EXTRACT PROVIDED:
BEGIN

She loves those giant and beautiful wings, as they are such a big part of who she is, and such a big part of her personality. She’s this incredible fairy who does good and loves. At this point, it should be known that she lives in the Moors, a fairy kingdom that borders a very corrupt human land.

As a young girl becomes curious about the humans. She was filled with wonder, as she’d never been in contact with a human before. So, she meets and falls in love with a boy named Stefan, whose affection is overshadowed by his greed and hunger for power.

As most things in life, they grow up and grow apart. Of course, years have passed and now they are young adults, and Malificent becomes the guardian of the Moors.

The King of the nearby human land, as most humans, decides he wants to conqure the Moors. When his attempts fail, he ends up wounded in battle, and grows with anger and hatred toward Malificent, who is now a very powerful fairy.

END

GIVEN RECORDS:
BEGIN

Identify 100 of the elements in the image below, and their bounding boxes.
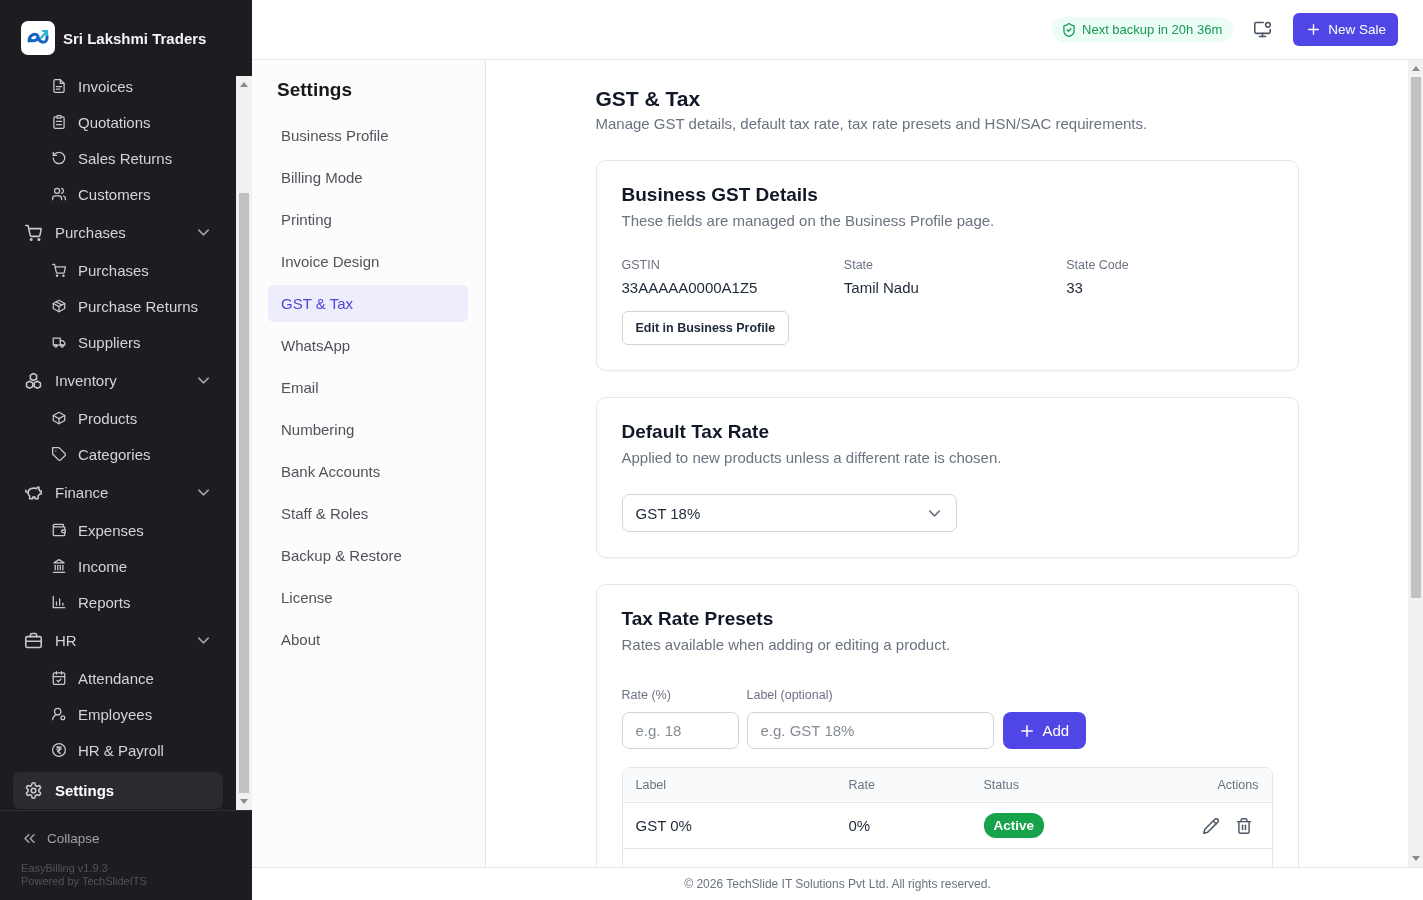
boxes-icon	[25, 372, 42, 389]
briefcase-icon	[25, 632, 42, 649]
settings-nav-item[interactable]: Billing Mode	[268, 159, 468, 196]
settings-nav-item[interactable]: License	[268, 579, 468, 616]
settings-nav-item[interactable]: GST & Tax	[268, 285, 468, 322]
coin-icon	[52, 743, 66, 757]
tax-rate-select[interactable]: GST 18%	[621, 494, 957, 532]
input-label: Rate (%)	[621, 687, 672, 703]
sidebar-item[interactable]: Sales Returns	[13, 140, 223, 176]
card-title: Default Tax Rate	[621, 420, 770, 444]
cart-icon	[52, 263, 66, 277]
scrollbar-thumb[interactable]	[1410, 77, 1421, 598]
sidebar-item[interactable]: Attendance	[13, 660, 223, 696]
calendar-check-icon	[52, 671, 66, 685]
arrow-up-icon[interactable]	[240, 82, 248, 87]
field-label: GSTIN	[621, 257, 661, 273]
table-cell-text: 0%	[847, 817, 872, 834]
settings-nav-item[interactable]: Business Profile	[268, 117, 468, 154]
field-value: Tamil Nadu	[843, 278, 920, 298]
rate-input[interactable]: e.g. 18	[621, 712, 739, 749]
package-icon	[52, 299, 66, 313]
arrow-up-icon[interactable]	[1411, 66, 1420, 71]
settings-nav-item[interactable]: Printing	[268, 201, 468, 238]
column-header: Label	[634, 778, 668, 792]
shield-check-icon	[1063, 22, 1075, 37]
settings-nav-item[interactable]: WhatsApp	[268, 327, 468, 364]
field-label: State Code	[1066, 257, 1130, 273]
version-text: EasyBilling v1.9.3	[21, 862, 109, 875]
card-description: These fields are managed on the Business Profile page.	[621, 211, 996, 231]
chevrons-left-icon	[24, 833, 35, 843]
label-input[interactable]: e.g. GST 18%	[746, 712, 994, 749]
backup-status-text: Next backup in 20h 36m	[1082, 22, 1223, 37]
user-icon	[52, 707, 66, 721]
bank-icon	[52, 559, 66, 573]
page-subtitle: Manage GST details, default tax rate, tax rate presets and HSN/SAC requirements.	[595, 114, 1149, 134]
sidebar-item[interactable]: Expenses	[13, 512, 223, 548]
settings-nav-item[interactable]: Bank Accounts	[268, 453, 468, 490]
column-header: Rate	[847, 778, 876, 792]
brand-name: Sri Lakshmi Traders	[63, 29, 207, 47]
sidebar-item[interactable]: Reports	[13, 584, 223, 620]
settings-nav-item[interactable]: Email	[268, 369, 468, 406]
scrollbar[interactable]	[236, 76, 252, 810]
settings-nav-item[interactable]: Numbering	[268, 411, 468, 448]
truck-icon	[52, 335, 66, 349]
sidebar-item[interactable]: Purchases	[13, 252, 223, 288]
sidebar-group-header[interactable]: Inventory	[13, 361, 223, 400]
arrow-down-icon[interactable]	[240, 799, 248, 804]
sidebar-item[interactable]: Suppliers	[13, 324, 223, 360]
file-icon	[52, 79, 66, 93]
cart-icon	[25, 224, 42, 241]
plus-icon	[1020, 724, 1033, 737]
column-header: Actions	[1216, 778, 1260, 792]
card-title: Business GST Details	[621, 183, 819, 207]
trash-icon[interactable]	[1235, 817, 1252, 834]
sidebar-item[interactable]: Quotations	[13, 104, 223, 140]
page-title: GST & Tax	[595, 86, 702, 112]
bar-chart-icon	[52, 595, 66, 609]
sidebar-item[interactable]: Categories	[13, 436, 223, 472]
scrollbar-thumb[interactable]	[239, 193, 249, 793]
column-header: Status	[982, 778, 1020, 792]
sidebar-group-header[interactable]: Purchases	[13, 213, 223, 252]
tag-icon	[52, 447, 66, 461]
card-description: Rates available when adding or editing a product.	[621, 635, 952, 655]
input-label: Label (optional)	[746, 687, 834, 703]
sidebar-item[interactable]: Employees	[13, 696, 223, 732]
sidebar-item[interactable]: HR & Payroll	[13, 732, 223, 768]
sidebar-group-header[interactable]: Finance	[13, 473, 223, 512]
scrollbar[interactable]	[1408, 60, 1423, 867]
settings-nav-item[interactable]: Backup & Restore	[268, 537, 468, 574]
copyright-text: © 2026 TechSlide IT Solutions Pvt Ltd. All rights reserved.	[684, 877, 991, 891]
logo-icon	[21, 21, 55, 55]
piggy-bank-icon	[25, 484, 42, 501]
sidebar-item[interactable]: Invoices	[13, 76, 223, 104]
settings-icon	[25, 782, 42, 799]
status-badge: Active	[983, 813, 1045, 838]
settings-nav-item[interactable]: Invoice Design	[268, 243, 468, 280]
pencil-icon[interactable]	[1202, 817, 1219, 834]
sidebar-item[interactable]: Income	[13, 548, 223, 584]
add-button[interactable]: Add	[1002, 712, 1087, 749]
settings-nav-item[interactable]: About	[268, 621, 468, 658]
field-value: 33AAAAA0000A1Z5	[621, 278, 759, 298]
sidebar-item[interactable]: Customers	[13, 176, 223, 212]
collapse-button[interactable]: Collapse	[21, 828, 100, 848]
arrow-down-icon[interactable]	[1411, 856, 1420, 861]
settings-nav-item[interactable]: Staff & Roles	[268, 495, 468, 532]
users-icon	[52, 187, 66, 201]
field-label: State	[843, 257, 874, 273]
chevron-down-icon	[928, 509, 940, 517]
edit-profile-button[interactable]: Edit in Business Profile	[621, 311, 790, 345]
sidebar-item[interactable]: Products	[13, 400, 223, 436]
sidebar-item[interactable]: Purchase Returns	[13, 288, 223, 324]
monitor-icon[interactable]	[1254, 21, 1272, 38]
settings-title: Settings	[276, 78, 353, 102]
card-description: Applied to new products unless a different rate is chosen.	[621, 448, 1003, 468]
box-icon	[52, 411, 66, 425]
undo-icon	[52, 151, 66, 165]
new-sale-button[interactable]: New Sale	[1293, 13, 1398, 46]
sidebar-group-header[interactable]: HR	[13, 621, 223, 660]
clipboard-icon	[52, 115, 66, 129]
sidebar-item[interactable]: Settings	[13, 772, 223, 809]
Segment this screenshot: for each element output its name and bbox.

END

TASK: Please extract, word for word, the part of the Moors fairy summary that opens with the words containing "As a young girl" and closes with "hunger for power.".

CORRECT RESPONSE:
As a young girl becomes curious about the humans. She was filled with wonder, as she’d never been in contact with a human before. So, she meets and falls in love with a boy named Stefan, whose affection is overshadowed by his greed and hunger for power.